Some records:
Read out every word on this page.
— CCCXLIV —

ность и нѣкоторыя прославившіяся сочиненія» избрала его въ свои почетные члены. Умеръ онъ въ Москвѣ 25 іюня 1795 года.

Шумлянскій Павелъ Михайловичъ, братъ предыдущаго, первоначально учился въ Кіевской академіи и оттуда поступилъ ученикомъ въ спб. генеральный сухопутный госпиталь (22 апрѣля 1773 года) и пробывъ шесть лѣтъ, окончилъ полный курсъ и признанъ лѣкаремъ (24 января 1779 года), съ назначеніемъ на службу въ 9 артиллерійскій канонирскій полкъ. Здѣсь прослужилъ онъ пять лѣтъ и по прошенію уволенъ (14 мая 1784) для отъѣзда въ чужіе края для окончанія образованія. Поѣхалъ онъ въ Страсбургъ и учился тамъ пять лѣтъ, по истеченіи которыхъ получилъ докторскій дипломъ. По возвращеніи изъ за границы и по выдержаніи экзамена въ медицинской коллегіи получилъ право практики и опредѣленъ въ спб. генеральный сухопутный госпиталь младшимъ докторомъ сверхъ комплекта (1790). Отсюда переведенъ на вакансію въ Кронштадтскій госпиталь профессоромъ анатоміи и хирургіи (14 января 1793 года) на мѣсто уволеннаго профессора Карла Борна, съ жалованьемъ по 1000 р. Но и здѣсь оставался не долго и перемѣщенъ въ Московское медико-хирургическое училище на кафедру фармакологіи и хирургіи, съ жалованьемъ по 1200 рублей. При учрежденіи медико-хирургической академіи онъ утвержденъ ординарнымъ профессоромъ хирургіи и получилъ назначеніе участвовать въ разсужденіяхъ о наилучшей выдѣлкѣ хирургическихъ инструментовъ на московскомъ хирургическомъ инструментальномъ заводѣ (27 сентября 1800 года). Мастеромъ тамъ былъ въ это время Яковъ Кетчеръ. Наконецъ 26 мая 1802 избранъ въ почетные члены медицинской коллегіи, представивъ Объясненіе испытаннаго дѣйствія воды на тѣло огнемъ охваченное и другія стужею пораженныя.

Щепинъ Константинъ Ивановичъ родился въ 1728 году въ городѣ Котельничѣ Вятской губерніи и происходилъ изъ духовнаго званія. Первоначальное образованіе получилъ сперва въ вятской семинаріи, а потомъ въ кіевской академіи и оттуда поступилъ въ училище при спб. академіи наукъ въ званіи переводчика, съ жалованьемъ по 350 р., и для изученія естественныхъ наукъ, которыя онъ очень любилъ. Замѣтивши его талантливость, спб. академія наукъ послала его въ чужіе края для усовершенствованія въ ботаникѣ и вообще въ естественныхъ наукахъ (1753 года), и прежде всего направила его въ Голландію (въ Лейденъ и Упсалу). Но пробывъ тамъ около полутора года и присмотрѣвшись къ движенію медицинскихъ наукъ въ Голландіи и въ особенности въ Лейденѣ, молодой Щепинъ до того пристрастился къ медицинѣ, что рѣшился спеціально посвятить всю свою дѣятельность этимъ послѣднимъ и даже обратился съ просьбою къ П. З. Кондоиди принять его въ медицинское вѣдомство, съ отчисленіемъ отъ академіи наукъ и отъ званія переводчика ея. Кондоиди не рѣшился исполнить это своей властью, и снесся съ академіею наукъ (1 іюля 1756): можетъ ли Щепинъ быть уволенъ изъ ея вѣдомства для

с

Exercise goal: Each line of the material should be echoed exactly.

The solution:
Read out every word on this page.
— CCCXLIV —

ность и нѣкоторыя прославившіяся сочиненія» избрала его въ свои почетные члены. Умеръ онъ въ Москвѣ 25 іюня 1795 года.

Шумлянскій Павелъ Михайловичъ, братъ предыдущаго, первоначально учился въ Кіевской академіи и оттуда поступилъ ученикомъ въ спб. генеральный сухопутный госпиталь (22 апрѣля 1773 года) и пробывъ шесть лѣтъ, окончилъ полный курсъ и признанъ лѣкаремъ (24 января 1779 года), съ назначеніемъ на службу въ 9 артиллерійскій канонирскій полкъ. Здѣсь прослужилъ онъ пять лѣтъ и по прошенію уволенъ (14 мая 1784) для отъѣзда въ чужіе края для окончанія образованія. Поѣхалъ онъ въ Страсбургъ и учился тамъ пять лѣтъ, по истеченіи которыхъ получилъ докторскій дипломъ. По возвращеніи изъ за границы и по выдержаніи экзамена въ медицинской коллегіи получилъ право практики и опредѣленъ въ спб. генеральный сухопутный госпиталь младшимъ докторомъ сверхъ комплекта (1790). Отсюда переведенъ на вакансію въ Кронштадтскій госпиталь профессоромъ анатоміи и хирургіи (14 января 1793 года) на мѣсто уволеннаго профессора Карла Борна, съ жалованьемъ по 1000 р. Но и здѣсь оставался не долго и перемѣщенъ въ Московское медико-хирургическое училище на кафедру фармакологіи и хирургіи, съ жалованьемъ по 1200 рублей. При учрежденіи медико-хирургической академіи онъ утвержденъ ординарнымъ профессоромъ хирургіи и получилъ назначеніе участвовать въ разсужденіяхъ о наилучшей выдѣлкѣ хирургическихъ инструментовъ на московскомъ хирургическомъ инструментальномъ заводѣ (27 сентября 1800 года). Мастеромъ тамъ былъ въ это время Яковъ Кетчеръ. Наконецъ 26 мая 1802 избранъ въ почетные члены медицинской коллегіи, представивъ Объясненіе испытаннаго дѣйствія воды на тѣло огнемъ охваченное и другія стужею пораженныя.

Щепинъ Константинъ Ивановичъ родился въ 1728 году въ городѣ Котельничѣ Вятской губерніи и происходилъ изъ духовнаго званія. Первоначальное образованіе получилъ сперва въ вятской семинаріи, а потомъ въ кіевской академіи и оттуда поступилъ въ училище при спб. академіи наукъ въ званіи переводчика, съ жалованьемъ по 350 р., и для изученія естественныхъ наукъ, которыя онъ очень любилъ. Замѣтивши его талантливость, спб. академія наукъ послала его въ чужіе края для усовершенствованія въ ботаникѣ и вообще въ естественныхъ наукахъ (1753 года), и прежде всего направила его въ Голландію (въ Лейденъ и Упсалу). Но пробывъ тамъ около полутора года и присмотрѣвшись къ движенію медицинскихъ наукъ въ Голландіи и въ особенности въ Лейденѣ, молодой Щепинъ до того пристрастился къ медицинѣ, что рѣшился спеціально посвятить всю свою дѣятельность этимъ послѣднимъ и даже обратился съ просьбою къ П. З. Кондоиди принять его въ медицинское вѣдомство, съ отчисленіемъ отъ академіи наукъ и отъ званія переводчика ея. Кондоиди не рѣшился исполнить это своей властью, и снесся съ академіею наукъ (1 іюля 1756): можетъ ли Щепинъ быть уволенъ изъ ея вѣдомства для

с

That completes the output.